_Exercise:_ Print, exactly and completely, every entry in the data.

_Data rows:_

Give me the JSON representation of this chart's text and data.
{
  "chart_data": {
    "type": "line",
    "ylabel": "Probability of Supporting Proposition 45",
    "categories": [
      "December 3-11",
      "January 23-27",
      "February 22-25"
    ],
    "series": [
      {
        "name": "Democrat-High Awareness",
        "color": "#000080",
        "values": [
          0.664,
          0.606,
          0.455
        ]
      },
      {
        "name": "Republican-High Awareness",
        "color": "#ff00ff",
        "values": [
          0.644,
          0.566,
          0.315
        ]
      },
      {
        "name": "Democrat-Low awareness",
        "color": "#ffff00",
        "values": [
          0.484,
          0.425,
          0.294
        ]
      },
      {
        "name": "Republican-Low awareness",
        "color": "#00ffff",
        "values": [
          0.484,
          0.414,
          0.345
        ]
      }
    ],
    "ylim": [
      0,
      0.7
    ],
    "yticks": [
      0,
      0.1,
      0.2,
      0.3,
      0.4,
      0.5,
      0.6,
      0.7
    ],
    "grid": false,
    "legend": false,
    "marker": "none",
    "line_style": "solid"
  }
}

_Task output:_
Give me the JSON representation of this chart's text and data.
{
  "chart_data": {
    "type": "line",
    "ylabel": "Probability of Supporting Proposition 45",
    "categories": [
      "December 3-11",
      "January 23-27",
      "February 22-25"
    ],
    "series": [
      {
        "name": "Democrat-High Awareness",
        "color": "#000080",
        "values": [
          0.664,
          0.606,
          0.455
        ]
      },
      {
        "name": "Republican-High Awareness",
        "color": "#ff00ff",
        "values": [
          0.644,
          0.566,
          0.315
        ]
      },
      {
        "name": "Democrat-Low awareness",
        "color": "#ffff00",
        "values": [
          0.484,
          0.425,
          0.294
        ]
      },
      {
        "name": "Republican-Low awareness",
        "color": "#00ffff",
        "values": [
          0.484,
          0.414,
          0.345
        ]
      }
    ],
    "ylim": [
      0,
      0.7
    ],
    "yticks": [
      0,
      0.1,
      0.2,
      0.3,
      0.4,
      0.5,
      0.6,
      0.7
    ],
    "grid": false,
    "legend": false,
    "marker": "none",
    "line_style": "solid"
  }
}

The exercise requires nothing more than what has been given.